### WHAT YOU HAVE TO DO
For every line in the records that has the word "dirname", make a copy.

Records excerpted from a collection:
※ ※ ※

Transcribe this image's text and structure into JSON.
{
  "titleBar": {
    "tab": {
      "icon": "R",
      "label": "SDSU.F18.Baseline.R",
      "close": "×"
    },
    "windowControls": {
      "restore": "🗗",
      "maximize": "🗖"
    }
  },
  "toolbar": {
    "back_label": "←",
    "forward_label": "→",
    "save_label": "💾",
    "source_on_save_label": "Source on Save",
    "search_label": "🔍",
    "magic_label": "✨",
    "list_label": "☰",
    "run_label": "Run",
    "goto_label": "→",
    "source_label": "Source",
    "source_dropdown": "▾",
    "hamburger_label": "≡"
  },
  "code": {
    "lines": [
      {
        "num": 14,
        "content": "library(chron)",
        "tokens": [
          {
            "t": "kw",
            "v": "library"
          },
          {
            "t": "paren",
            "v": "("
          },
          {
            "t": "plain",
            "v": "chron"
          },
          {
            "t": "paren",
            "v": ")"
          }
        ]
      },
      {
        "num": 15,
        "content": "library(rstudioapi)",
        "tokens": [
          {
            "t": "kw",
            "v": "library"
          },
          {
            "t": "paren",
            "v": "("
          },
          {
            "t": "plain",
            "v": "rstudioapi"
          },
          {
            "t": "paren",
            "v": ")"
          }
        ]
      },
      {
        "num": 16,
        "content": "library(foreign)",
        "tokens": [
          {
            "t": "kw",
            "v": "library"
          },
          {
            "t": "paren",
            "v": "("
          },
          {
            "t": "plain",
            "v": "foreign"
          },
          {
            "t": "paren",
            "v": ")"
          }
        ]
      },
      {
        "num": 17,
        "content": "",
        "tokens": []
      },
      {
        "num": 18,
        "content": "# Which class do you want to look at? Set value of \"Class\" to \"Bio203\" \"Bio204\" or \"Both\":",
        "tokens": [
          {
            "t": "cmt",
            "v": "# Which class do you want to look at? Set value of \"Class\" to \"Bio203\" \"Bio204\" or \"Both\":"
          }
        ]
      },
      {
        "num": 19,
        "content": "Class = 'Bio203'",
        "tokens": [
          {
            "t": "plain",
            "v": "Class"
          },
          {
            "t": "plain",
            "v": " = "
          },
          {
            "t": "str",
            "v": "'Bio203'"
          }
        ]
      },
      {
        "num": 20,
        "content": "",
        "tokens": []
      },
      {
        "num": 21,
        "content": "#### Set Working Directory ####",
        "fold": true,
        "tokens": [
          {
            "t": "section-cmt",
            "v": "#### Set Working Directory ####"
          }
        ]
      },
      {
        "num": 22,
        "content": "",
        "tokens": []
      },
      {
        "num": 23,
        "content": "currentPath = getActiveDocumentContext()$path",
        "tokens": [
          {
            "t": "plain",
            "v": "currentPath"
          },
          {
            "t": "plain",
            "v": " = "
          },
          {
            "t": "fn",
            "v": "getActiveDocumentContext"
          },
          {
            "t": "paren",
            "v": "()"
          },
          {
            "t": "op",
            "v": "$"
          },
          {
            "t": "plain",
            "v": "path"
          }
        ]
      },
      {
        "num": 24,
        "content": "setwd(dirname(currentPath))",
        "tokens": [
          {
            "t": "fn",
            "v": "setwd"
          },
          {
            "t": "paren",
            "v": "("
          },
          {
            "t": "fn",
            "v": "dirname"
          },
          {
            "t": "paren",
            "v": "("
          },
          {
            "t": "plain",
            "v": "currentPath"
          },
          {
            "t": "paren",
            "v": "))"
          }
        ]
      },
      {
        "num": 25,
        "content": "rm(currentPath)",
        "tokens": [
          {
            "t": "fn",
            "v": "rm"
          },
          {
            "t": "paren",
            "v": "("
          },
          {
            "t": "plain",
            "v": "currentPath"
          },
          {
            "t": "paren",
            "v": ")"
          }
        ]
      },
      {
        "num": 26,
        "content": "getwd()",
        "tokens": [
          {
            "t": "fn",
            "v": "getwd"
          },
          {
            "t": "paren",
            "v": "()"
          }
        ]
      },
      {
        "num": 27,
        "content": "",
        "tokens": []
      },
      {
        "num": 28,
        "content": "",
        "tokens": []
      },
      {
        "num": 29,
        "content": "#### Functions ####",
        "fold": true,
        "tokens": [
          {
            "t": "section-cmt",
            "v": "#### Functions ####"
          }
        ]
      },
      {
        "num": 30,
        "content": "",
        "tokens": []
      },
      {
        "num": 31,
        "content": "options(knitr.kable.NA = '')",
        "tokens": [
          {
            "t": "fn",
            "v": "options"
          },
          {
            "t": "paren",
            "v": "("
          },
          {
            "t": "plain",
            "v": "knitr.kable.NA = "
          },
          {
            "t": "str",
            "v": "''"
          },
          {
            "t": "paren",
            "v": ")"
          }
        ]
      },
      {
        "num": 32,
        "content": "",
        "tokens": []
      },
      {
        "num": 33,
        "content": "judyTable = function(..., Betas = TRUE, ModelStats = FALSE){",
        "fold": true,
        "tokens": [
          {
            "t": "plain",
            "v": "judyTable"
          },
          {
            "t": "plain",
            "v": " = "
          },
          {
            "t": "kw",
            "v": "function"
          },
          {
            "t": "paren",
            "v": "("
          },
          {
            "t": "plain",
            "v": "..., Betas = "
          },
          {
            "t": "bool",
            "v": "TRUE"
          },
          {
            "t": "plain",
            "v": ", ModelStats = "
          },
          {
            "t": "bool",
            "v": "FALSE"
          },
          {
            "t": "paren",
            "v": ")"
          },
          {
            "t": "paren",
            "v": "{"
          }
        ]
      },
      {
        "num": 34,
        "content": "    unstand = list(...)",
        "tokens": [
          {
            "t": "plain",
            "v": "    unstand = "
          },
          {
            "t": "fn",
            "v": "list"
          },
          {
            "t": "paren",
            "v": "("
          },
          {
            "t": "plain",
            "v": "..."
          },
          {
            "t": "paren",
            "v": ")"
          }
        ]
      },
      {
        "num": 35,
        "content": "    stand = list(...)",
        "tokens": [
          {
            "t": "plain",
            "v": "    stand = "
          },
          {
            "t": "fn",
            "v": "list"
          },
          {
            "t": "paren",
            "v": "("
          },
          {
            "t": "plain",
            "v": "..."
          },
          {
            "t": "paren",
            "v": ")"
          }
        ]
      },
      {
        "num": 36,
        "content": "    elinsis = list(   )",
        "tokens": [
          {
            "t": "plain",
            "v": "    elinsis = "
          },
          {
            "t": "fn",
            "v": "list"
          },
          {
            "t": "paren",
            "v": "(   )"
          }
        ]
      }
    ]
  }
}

※ ※ ※

### SOLUTION TO THE PROBLEM
        "content": "setwd(dirname(currentPath))",
            "v": "dirname"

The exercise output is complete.